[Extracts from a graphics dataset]
============

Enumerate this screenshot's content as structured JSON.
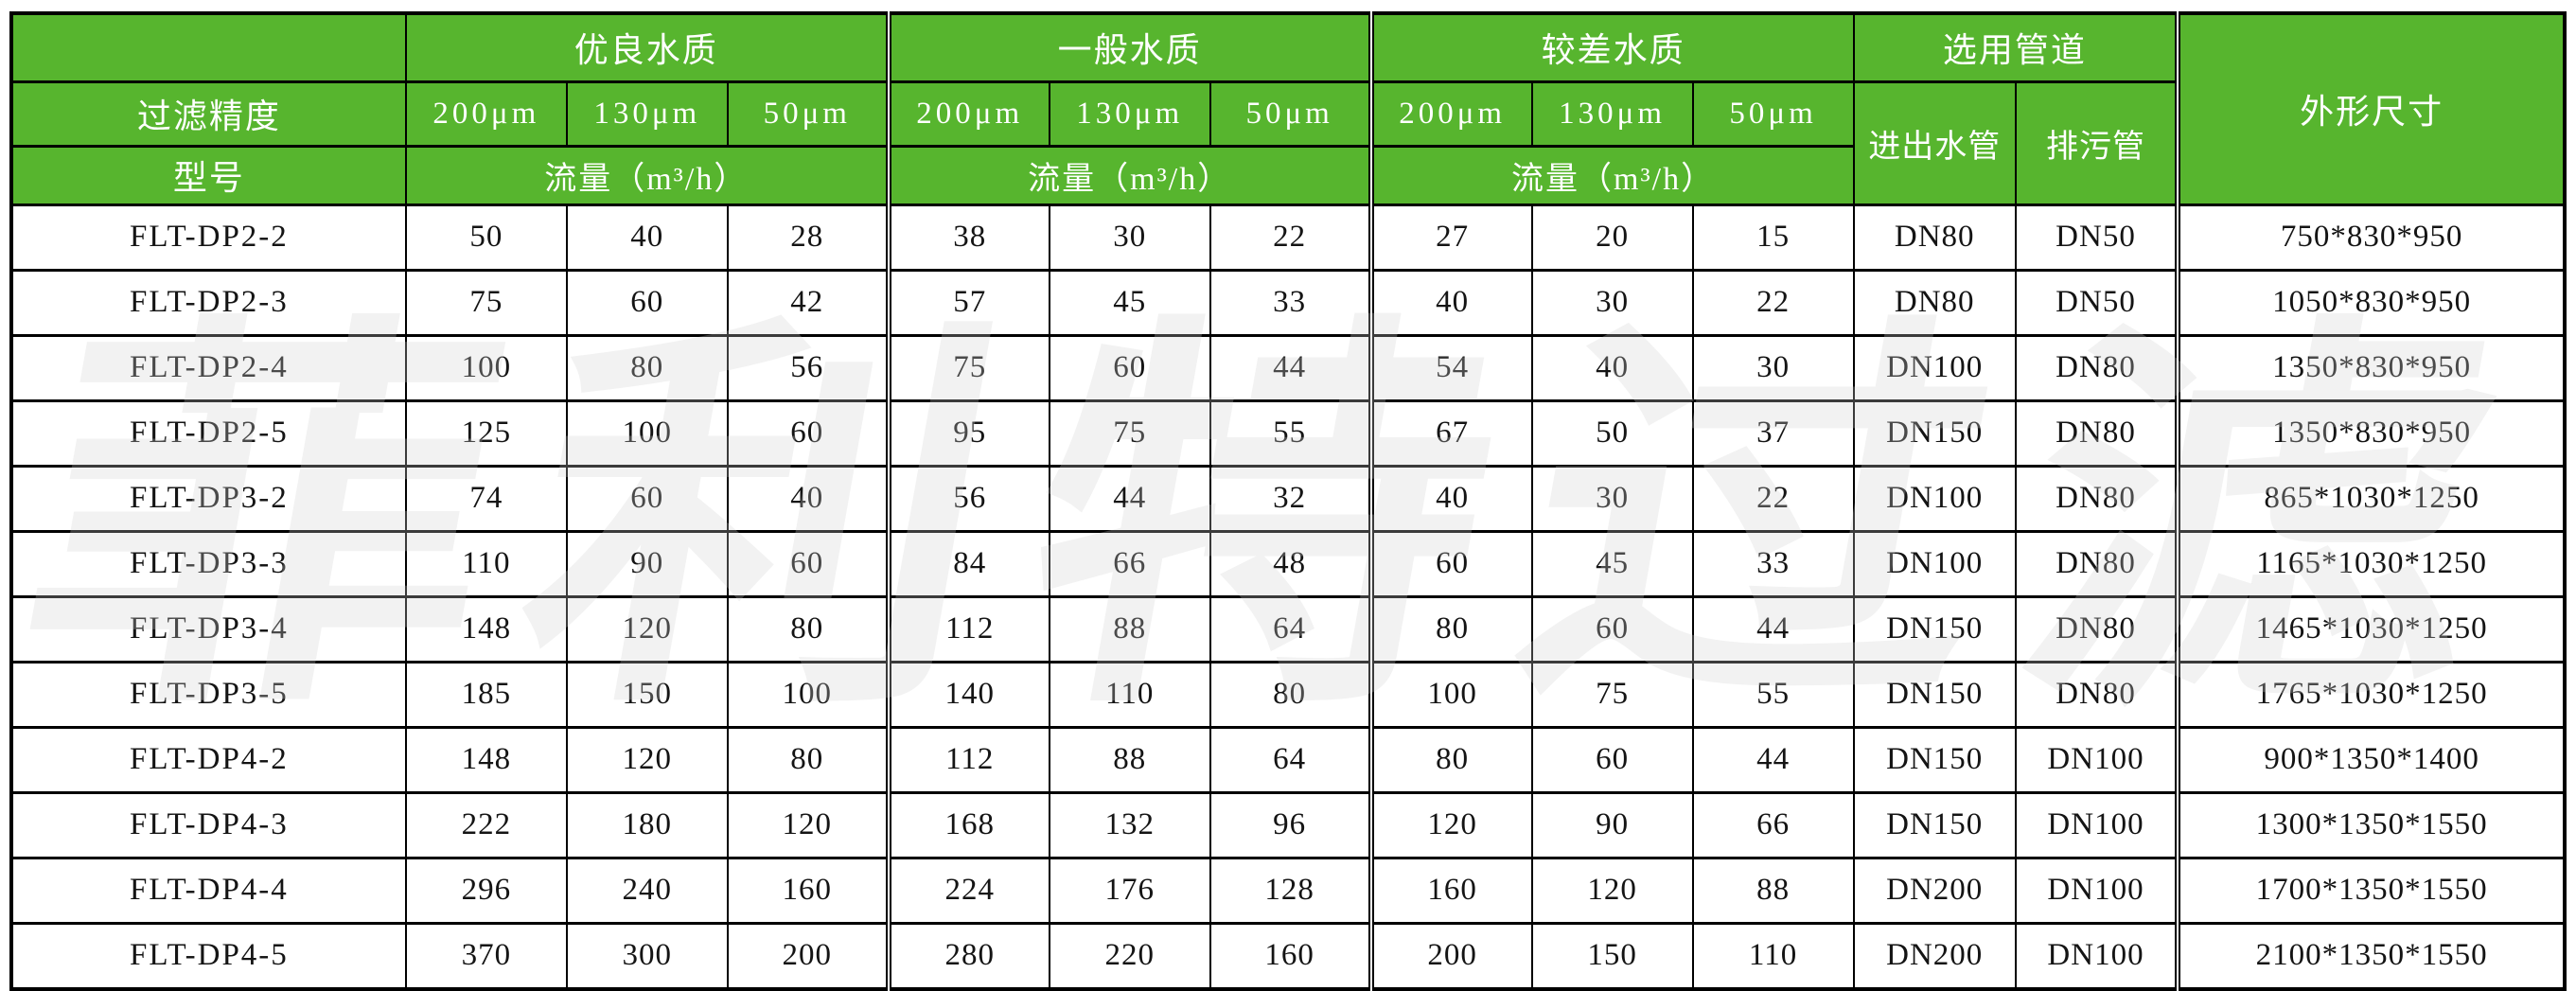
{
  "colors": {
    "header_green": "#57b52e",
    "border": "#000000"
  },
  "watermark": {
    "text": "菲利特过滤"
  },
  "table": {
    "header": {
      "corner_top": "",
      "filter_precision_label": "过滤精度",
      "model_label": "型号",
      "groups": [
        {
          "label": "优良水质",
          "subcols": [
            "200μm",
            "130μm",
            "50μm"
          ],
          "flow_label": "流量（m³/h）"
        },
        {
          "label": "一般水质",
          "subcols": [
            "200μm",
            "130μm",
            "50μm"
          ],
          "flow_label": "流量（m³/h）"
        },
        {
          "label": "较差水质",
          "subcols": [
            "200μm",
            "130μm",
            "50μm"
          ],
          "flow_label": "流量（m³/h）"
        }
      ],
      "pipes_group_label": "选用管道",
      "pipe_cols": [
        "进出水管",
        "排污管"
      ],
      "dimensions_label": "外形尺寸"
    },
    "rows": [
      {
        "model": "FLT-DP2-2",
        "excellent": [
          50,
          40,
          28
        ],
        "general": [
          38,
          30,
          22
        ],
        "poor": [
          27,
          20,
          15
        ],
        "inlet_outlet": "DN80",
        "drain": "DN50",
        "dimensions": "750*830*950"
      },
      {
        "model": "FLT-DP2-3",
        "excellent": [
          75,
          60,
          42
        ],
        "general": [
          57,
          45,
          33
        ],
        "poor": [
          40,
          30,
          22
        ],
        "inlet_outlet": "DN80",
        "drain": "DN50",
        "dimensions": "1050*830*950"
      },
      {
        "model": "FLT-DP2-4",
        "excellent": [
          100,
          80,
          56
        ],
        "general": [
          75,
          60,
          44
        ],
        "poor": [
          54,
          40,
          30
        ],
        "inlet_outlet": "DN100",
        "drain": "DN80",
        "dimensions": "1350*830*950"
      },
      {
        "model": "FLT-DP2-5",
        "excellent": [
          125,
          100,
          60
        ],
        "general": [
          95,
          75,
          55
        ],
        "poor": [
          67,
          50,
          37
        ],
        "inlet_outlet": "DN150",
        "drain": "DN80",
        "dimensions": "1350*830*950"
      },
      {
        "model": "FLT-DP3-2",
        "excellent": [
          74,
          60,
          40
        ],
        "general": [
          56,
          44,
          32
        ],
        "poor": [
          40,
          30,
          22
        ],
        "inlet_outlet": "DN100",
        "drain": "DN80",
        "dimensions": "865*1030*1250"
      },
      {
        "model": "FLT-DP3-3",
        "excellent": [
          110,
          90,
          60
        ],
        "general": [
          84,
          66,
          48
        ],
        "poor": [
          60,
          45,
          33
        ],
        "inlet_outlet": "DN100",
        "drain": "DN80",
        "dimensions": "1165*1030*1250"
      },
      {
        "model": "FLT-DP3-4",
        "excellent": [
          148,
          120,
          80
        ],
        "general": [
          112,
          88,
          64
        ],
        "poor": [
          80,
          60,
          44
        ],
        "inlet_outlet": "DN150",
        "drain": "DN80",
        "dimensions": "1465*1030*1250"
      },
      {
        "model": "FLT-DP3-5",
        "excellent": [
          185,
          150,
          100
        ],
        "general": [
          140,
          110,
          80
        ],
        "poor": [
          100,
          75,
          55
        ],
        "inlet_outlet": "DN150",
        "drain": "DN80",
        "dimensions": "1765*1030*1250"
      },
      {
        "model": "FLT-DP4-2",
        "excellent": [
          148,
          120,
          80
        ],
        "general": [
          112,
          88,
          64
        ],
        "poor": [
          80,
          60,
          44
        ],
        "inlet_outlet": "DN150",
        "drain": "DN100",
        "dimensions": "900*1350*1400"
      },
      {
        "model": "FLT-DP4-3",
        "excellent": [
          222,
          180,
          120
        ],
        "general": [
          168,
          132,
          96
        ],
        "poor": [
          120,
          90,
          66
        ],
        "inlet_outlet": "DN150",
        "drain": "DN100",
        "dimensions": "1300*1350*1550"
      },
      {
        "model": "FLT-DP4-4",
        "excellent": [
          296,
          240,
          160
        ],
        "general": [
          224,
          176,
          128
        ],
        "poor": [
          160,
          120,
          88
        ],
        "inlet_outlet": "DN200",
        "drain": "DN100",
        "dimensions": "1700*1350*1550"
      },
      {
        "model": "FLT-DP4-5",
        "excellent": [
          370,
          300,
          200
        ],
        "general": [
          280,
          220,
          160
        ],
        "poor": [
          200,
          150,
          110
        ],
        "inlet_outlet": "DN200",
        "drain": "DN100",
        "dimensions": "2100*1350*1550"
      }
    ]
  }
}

============

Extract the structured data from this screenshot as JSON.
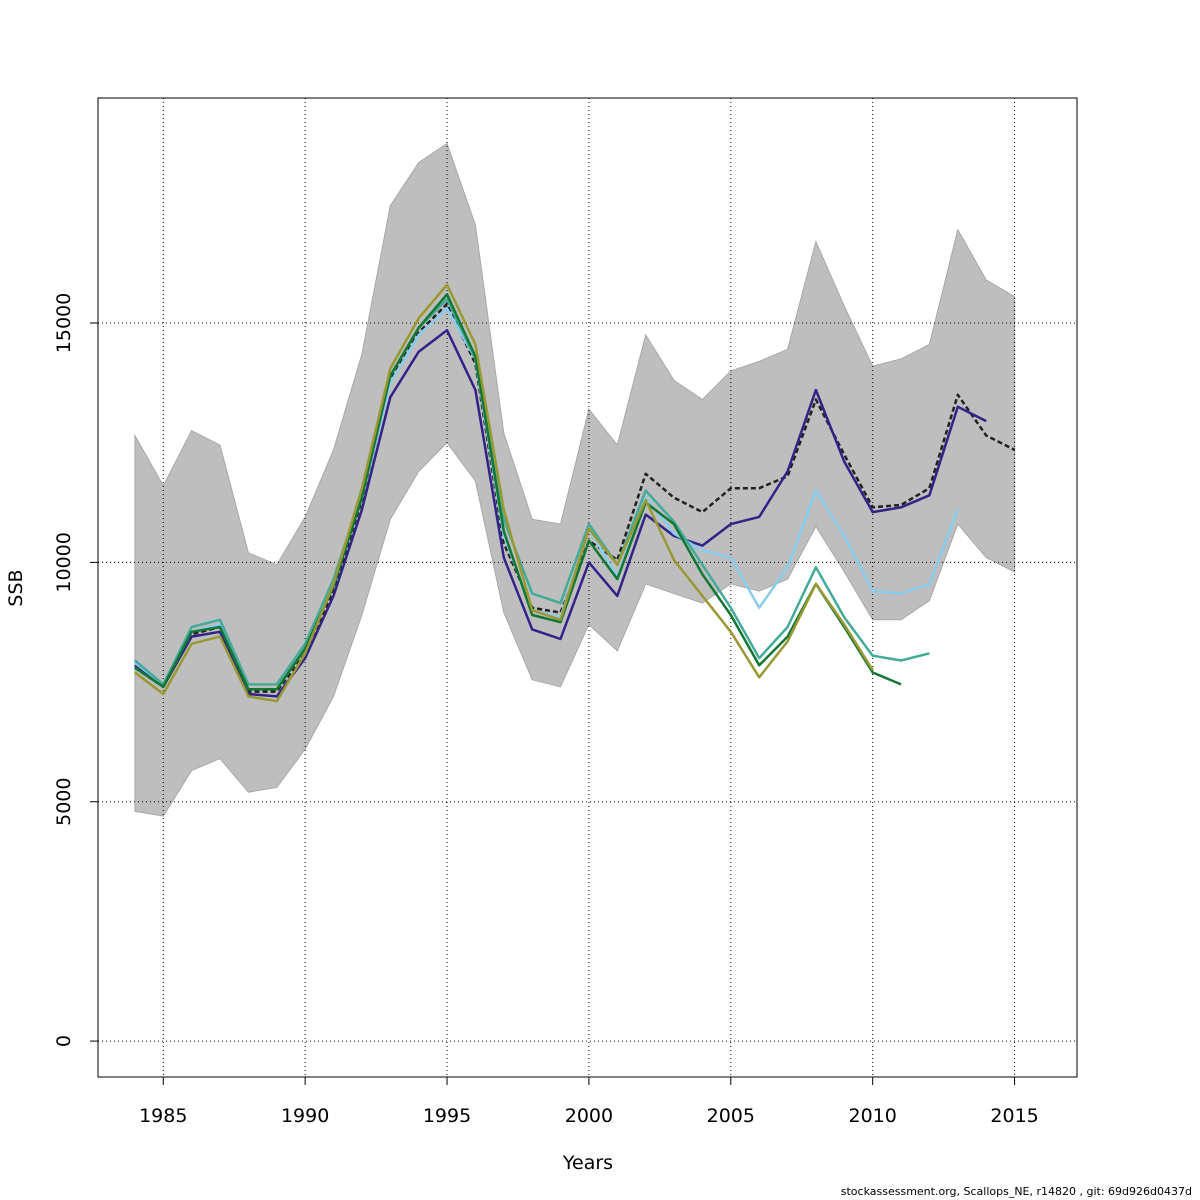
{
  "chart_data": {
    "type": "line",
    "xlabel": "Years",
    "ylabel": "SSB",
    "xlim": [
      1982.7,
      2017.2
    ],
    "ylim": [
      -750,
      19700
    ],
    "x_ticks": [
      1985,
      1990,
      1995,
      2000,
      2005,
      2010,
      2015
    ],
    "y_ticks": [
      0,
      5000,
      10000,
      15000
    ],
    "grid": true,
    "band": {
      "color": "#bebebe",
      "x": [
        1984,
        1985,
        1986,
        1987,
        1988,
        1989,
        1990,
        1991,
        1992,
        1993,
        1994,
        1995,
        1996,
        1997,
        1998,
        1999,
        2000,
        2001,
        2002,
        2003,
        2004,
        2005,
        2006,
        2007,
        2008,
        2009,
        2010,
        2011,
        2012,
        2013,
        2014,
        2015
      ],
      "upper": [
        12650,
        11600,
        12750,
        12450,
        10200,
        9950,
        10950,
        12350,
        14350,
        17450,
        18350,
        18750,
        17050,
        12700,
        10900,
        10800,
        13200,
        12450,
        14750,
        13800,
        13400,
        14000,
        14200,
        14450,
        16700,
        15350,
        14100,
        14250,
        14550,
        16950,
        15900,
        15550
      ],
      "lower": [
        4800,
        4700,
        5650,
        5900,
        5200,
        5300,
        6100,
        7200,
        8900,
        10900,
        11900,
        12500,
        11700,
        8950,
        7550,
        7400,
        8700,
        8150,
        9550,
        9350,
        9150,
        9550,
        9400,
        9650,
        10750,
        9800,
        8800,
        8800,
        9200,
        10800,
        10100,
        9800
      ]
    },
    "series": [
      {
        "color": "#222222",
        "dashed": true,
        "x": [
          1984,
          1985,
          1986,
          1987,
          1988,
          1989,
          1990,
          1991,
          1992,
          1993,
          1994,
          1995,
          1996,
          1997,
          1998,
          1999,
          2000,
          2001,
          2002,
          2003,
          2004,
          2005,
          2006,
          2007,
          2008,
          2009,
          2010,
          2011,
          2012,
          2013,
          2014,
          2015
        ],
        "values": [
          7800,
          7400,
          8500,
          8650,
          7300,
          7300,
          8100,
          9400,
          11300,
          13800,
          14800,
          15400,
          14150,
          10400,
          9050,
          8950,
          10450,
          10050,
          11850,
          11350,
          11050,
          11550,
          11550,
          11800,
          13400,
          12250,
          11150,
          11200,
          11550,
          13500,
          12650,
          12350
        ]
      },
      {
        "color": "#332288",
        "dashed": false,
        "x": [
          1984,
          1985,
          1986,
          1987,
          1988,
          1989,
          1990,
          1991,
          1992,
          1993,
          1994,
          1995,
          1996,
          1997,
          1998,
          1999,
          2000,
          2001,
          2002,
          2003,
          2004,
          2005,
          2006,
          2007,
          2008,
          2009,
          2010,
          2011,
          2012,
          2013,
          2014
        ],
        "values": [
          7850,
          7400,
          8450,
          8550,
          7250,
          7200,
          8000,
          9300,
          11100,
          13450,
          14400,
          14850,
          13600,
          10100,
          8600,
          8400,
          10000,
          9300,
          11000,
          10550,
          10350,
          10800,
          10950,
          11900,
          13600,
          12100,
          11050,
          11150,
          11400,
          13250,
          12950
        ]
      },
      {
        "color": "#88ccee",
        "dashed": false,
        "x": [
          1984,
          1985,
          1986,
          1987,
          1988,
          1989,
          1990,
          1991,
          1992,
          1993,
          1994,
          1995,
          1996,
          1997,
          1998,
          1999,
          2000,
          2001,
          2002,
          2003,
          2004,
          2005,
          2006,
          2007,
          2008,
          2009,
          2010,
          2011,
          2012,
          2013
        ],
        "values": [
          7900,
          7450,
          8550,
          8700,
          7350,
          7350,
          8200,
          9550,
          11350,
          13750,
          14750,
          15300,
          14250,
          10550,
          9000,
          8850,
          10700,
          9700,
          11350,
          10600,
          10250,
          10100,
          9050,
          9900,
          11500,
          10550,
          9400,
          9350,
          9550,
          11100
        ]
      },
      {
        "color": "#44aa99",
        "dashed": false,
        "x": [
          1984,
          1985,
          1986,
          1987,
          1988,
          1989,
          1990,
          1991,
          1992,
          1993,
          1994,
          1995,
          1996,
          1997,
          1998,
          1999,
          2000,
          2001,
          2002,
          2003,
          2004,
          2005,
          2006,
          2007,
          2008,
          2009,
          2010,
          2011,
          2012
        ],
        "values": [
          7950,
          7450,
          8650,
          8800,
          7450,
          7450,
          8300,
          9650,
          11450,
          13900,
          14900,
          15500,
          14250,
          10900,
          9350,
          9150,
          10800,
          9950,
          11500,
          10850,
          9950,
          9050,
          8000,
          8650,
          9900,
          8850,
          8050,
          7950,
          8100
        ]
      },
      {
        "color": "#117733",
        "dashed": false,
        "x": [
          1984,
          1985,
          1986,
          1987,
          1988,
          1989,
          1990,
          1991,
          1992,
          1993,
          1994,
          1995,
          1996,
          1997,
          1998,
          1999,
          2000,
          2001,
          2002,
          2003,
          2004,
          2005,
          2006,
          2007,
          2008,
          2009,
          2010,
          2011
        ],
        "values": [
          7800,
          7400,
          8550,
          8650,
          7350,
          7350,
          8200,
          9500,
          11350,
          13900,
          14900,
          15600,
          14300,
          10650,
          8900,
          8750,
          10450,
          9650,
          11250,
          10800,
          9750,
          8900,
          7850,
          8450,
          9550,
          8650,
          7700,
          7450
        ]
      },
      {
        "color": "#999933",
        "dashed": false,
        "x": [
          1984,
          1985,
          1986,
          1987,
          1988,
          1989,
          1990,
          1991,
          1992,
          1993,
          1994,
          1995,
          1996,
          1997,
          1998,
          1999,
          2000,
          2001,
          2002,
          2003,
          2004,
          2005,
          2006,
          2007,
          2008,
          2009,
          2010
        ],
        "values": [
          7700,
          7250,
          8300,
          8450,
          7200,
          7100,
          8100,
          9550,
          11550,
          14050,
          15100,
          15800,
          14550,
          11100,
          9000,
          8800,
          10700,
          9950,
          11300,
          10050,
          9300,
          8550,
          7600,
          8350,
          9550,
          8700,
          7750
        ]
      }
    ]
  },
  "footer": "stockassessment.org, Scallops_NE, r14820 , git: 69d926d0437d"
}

============

▶ **The problem**
Point out every line holding the string "structured" and copy it.

▶ **Solution**
Enumerate this screenshot's content as structured JSON.
Extract the structured data from this screenshot as JSON.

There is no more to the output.